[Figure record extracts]

[BEGIN]

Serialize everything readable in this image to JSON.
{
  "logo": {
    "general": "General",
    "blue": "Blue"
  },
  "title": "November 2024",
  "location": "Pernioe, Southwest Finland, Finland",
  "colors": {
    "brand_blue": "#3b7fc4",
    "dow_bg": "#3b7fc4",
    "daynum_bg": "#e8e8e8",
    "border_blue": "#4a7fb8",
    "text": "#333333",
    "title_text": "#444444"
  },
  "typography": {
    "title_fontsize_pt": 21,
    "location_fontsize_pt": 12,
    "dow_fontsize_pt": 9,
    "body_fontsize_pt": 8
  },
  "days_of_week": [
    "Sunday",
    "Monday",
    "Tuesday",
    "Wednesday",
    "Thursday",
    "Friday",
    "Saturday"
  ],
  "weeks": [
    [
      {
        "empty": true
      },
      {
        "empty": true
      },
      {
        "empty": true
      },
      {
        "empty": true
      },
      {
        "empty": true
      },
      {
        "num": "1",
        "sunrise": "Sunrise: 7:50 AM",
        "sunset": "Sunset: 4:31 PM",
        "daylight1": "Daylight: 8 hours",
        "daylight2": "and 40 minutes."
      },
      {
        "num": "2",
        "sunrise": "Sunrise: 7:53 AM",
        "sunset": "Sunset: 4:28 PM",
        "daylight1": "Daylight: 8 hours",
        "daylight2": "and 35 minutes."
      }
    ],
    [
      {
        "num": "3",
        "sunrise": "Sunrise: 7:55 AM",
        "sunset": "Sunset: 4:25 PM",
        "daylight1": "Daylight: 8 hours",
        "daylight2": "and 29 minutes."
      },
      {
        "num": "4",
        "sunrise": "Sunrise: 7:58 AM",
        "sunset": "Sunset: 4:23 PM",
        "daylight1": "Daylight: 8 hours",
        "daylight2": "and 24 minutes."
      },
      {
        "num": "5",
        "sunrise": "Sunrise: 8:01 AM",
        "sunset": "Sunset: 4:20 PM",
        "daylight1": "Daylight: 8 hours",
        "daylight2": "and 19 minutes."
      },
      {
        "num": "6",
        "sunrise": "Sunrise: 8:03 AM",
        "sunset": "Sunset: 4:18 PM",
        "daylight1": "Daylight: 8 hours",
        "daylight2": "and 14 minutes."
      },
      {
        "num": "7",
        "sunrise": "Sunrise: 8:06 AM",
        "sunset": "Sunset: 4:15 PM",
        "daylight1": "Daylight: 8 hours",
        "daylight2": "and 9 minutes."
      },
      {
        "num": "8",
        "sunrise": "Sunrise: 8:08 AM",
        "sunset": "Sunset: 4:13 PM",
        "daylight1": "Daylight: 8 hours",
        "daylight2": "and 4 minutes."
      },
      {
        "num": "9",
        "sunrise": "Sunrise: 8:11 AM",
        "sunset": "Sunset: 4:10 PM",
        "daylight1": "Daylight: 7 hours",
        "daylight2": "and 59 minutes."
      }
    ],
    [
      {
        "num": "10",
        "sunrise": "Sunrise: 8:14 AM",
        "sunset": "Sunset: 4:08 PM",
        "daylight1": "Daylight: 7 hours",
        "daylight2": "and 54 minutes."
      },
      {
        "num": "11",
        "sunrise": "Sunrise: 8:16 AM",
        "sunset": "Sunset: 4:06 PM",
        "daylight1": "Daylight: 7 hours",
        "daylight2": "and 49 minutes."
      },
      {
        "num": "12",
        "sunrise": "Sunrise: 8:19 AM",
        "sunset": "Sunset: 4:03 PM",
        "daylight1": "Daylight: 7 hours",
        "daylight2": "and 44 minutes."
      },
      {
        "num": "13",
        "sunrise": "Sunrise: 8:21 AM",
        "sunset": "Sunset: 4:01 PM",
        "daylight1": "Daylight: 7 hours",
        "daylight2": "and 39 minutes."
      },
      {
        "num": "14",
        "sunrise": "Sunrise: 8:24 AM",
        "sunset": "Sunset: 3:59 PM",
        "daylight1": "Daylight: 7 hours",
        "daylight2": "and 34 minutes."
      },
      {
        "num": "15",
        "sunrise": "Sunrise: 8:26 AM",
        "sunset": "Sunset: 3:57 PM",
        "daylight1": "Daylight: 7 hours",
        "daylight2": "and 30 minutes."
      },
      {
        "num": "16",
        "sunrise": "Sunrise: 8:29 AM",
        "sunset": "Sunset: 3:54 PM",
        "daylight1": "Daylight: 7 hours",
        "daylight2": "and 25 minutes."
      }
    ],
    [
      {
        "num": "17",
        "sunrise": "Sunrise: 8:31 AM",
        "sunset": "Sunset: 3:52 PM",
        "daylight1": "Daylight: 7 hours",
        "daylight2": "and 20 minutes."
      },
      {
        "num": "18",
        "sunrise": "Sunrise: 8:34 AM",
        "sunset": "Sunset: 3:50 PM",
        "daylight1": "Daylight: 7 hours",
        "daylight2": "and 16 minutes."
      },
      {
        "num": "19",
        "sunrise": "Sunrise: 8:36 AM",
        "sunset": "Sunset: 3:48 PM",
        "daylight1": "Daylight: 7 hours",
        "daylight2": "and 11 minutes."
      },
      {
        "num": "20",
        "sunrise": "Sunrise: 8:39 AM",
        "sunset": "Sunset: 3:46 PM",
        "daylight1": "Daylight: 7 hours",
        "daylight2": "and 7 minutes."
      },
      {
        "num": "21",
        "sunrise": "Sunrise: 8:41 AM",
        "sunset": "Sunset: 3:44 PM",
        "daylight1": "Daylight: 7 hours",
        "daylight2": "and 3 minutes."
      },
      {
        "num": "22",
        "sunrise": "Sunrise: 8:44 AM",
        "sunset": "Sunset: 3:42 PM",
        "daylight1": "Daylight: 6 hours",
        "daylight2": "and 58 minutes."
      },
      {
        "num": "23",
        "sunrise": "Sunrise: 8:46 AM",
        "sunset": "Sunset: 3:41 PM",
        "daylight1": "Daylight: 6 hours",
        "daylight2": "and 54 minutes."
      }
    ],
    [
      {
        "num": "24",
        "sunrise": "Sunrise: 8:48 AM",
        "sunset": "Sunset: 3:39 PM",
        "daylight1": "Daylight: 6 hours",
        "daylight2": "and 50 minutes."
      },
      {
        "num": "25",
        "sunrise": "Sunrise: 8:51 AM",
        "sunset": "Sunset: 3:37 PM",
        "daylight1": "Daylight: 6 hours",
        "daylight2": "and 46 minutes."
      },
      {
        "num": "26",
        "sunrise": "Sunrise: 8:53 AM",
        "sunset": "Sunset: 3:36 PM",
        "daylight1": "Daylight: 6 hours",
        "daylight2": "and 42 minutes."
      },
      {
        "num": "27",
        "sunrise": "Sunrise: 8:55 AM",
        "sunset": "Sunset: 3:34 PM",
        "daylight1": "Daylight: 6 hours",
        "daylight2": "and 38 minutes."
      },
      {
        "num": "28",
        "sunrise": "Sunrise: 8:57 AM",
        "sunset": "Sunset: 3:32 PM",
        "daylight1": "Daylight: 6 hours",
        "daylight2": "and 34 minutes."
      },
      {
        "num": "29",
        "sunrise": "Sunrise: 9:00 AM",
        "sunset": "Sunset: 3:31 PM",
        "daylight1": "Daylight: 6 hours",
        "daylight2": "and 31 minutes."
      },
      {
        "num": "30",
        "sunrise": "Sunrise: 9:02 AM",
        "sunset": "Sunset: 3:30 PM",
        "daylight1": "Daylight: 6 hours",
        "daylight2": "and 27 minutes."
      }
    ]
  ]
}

[END]

__What the task requires__:
Please restate the records in full, word for word.

__Response__:
Serialize everything readable in this image to JSON.
{
  "logo": {
    "general": "General",
    "blue": "Blue"
  },
  "title": "November 2024",
  "location": "Pernioe, Southwest Finland, Finland",
  "colors": {
    "brand_blue": "#3b7fc4",
    "dow_bg": "#3b7fc4",
    "daynum_bg": "#e8e8e8",
    "border_blue": "#4a7fb8",
    "text": "#333333",
    "title_text": "#444444"
  },
  "typography": {
    "title_fontsize_pt": 21,
    "location_fontsize_pt": 12,
    "dow_fontsize_pt": 9,
    "body_fontsize_pt": 8
  },
  "days_of_week": [
    "Sunday",
    "Monday",
    "Tuesday",
    "Wednesday",
    "Thursday",
    "Friday",
    "Saturday"
  ],
  "weeks": [
    [
      {
        "empty": true
      },
      {
        "empty": true
      },
      {
        "empty": true
      },
      {
        "empty": true
      },
      {
        "empty": true
      },
      {
        "num": "1",
        "sunrise": "Sunrise: 7:50 AM",
        "sunset": "Sunset: 4:31 PM",
        "daylight1": "Daylight: 8 hours",
        "daylight2": "and 40 minutes."
      },
      {
        "num": "2",
        "sunrise": "Sunrise: 7:53 AM",
        "sunset": "Sunset: 4:28 PM",
        "daylight1": "Daylight: 8 hours",
        "daylight2": "and 35 minutes."
      }
    ],
    [
      {
        "num": "3",
        "sunrise": "Sunrise: 7:55 AM",
        "sunset": "Sunset: 4:25 PM",
        "daylight1": "Daylight: 8 hours",
        "daylight2": "and 29 minutes."
      },
      {
        "num": "4",
        "sunrise": "Sunrise: 7:58 AM",
        "sunset": "Sunset: 4:23 PM",
        "daylight1": "Daylight: 8 hours",
        "daylight2": "and 24 minutes."
      },
      {
        "num": "5",
        "sunrise": "Sunrise: 8:01 AM",
        "sunset": "Sunset: 4:20 PM",
        "daylight1": "Daylight: 8 hours",
        "daylight2": "and 19 minutes."
      },
      {
        "num": "6",
        "sunrise": "Sunrise: 8:03 AM",
        "sunset": "Sunset: 4:18 PM",
        "daylight1": "Daylight: 8 hours",
        "daylight2": "and 14 minutes."
      },
      {
        "num": "7",
        "sunrise": "Sunrise: 8:06 AM",
        "sunset": "Sunset: 4:15 PM",
        "daylight1": "Daylight: 8 hours",
        "daylight2": "and 9 minutes."
      },
      {
        "num": "8",
        "sunrise": "Sunrise: 8:08 AM",
        "sunset": "Sunset: 4:13 PM",
        "daylight1": "Daylight: 8 hours",
        "daylight2": "and 4 minutes."
      },
      {
        "num": "9",
        "sunrise": "Sunrise: 8:11 AM",
        "sunset": "Sunset: 4:10 PM",
        "daylight1": "Daylight: 7 hours",
        "daylight2": "and 59 minutes."
      }
    ],
    [
      {
        "num": "10",
        "sunrise": "Sunrise: 8:14 AM",
        "sunset": "Sunset: 4:08 PM",
        "daylight1": "Daylight: 7 hours",
        "daylight2": "and 54 minutes."
      },
      {
        "num": "11",
        "sunrise": "Sunrise: 8:16 AM",
        "sunset": "Sunset: 4:06 PM",
        "daylight1": "Daylight: 7 hours",
        "daylight2": "and 49 minutes."
      },
      {
        "num": "12",
        "sunrise": "Sunrise: 8:19 AM",
        "sunset": "Sunset: 4:03 PM",
        "daylight1": "Daylight: 7 hours",
        "daylight2": "and 44 minutes."
      },
      {
        "num": "13",
        "sunrise": "Sunrise: 8:21 AM",
        "sunset": "Sunset: 4:01 PM",
        "daylight1": "Daylight: 7 hours",
        "daylight2": "and 39 minutes."
      },
      {
        "num": "14",
        "sunrise": "Sunrise: 8:24 AM",
        "sunset": "Sunset: 3:59 PM",
        "daylight1": "Daylight: 7 hours",
        "daylight2": "and 34 minutes."
      },
      {
        "num": "15",
        "sunrise": "Sunrise: 8:26 AM",
        "sunset": "Sunset: 3:57 PM",
        "daylight1": "Daylight: 7 hours",
        "daylight2": "and 30 minutes."
      },
      {
        "num": "16",
        "sunrise": "Sunrise: 8:29 AM",
        "sunset": "Sunset: 3:54 PM",
        "daylight1": "Daylight: 7 hours",
        "daylight2": "and 25 minutes."
      }
    ],
    [
      {
        "num": "17",
        "sunrise": "Sunrise: 8:31 AM",
        "sunset": "Sunset: 3:52 PM",
        "daylight1": "Daylight: 7 hours",
        "daylight2": "and 20 minutes."
      },
      {
        "num": "18",
        "sunrise": "Sunrise: 8:34 AM",
        "sunset": "Sunset: 3:50 PM",
        "daylight1": "Daylight: 7 hours",
        "daylight2": "and 16 minutes."
      },
      {
        "num": "19",
        "sunrise": "Sunrise: 8:36 AM",
        "sunset": "Sunset: 3:48 PM",
        "daylight1": "Daylight: 7 hours",
        "daylight2": "and 11 minutes."
      },
      {
        "num": "20",
        "sunrise": "Sunrise: 8:39 AM",
        "sunset": "Sunset: 3:46 PM",
        "daylight1": "Daylight: 7 hours",
        "daylight2": "and 7 minutes."
      },
      {
        "num": "21",
        "sunrise": "Sunrise: 8:41 AM",
        "sunset": "Sunset: 3:44 PM",
        "daylight1": "Daylight: 7 hours",
        "daylight2": "and 3 minutes."
      },
      {
        "num": "22",
        "sunrise": "Sunrise: 8:44 AM",
        "sunset": "Sunset: 3:42 PM",
        "daylight1": "Daylight: 6 hours",
        "daylight2": "and 58 minutes."
      },
      {
        "num": "23",
        "sunrise": "Sunrise: 8:46 AM",
        "sunset": "Sunset: 3:41 PM",
        "daylight1": "Daylight: 6 hours",
        "daylight2": "and 54 minutes."
      }
    ],
    [
      {
        "num": "24",
        "sunrise": "Sunrise: 8:48 AM",
        "sunset": "Sunset: 3:39 PM",
        "daylight1": "Daylight: 6 hours",
        "daylight2": "and 50 minutes."
      },
      {
        "num": "25",
        "sunrise": "Sunrise: 8:51 AM",
        "sunset": "Sunset: 3:37 PM",
        "daylight1": "Daylight: 6 hours",
        "daylight2": "and 46 minutes."
      },
      {
        "num": "26",
        "sunrise": "Sunrise: 8:53 AM",
        "sunset": "Sunset: 3:36 PM",
        "daylight1": "Daylight: 6 hours",
        "daylight2": "and 42 minutes."
      },
      {
        "num": "27",
        "sunrise": "Sunrise: 8:55 AM",
        "sunset": "Sunset: 3:34 PM",
        "daylight1": "Daylight: 6 hours",
        "daylight2": "and 38 minutes."
      },
      {
        "num": "28",
        "sunrise": "Sunrise: 8:57 AM",
        "sunset": "Sunset: 3:32 PM",
        "daylight1": "Daylight: 6 hours",
        "daylight2": "and 34 minutes."
      },
      {
        "num": "29",
        "sunrise": "Sunrise: 9:00 AM",
        "sunset": "Sunset: 3:31 PM",
        "daylight1": "Daylight: 6 hours",
        "daylight2": "and 31 minutes."
      },
      {
        "num": "30",
        "sunrise": "Sunrise: 9:02 AM",
        "sunset": "Sunset: 3:30 PM",
        "daylight1": "Daylight: 6 hours",
        "daylight2": "and 27 minutes."
      }
    ]
  ]
}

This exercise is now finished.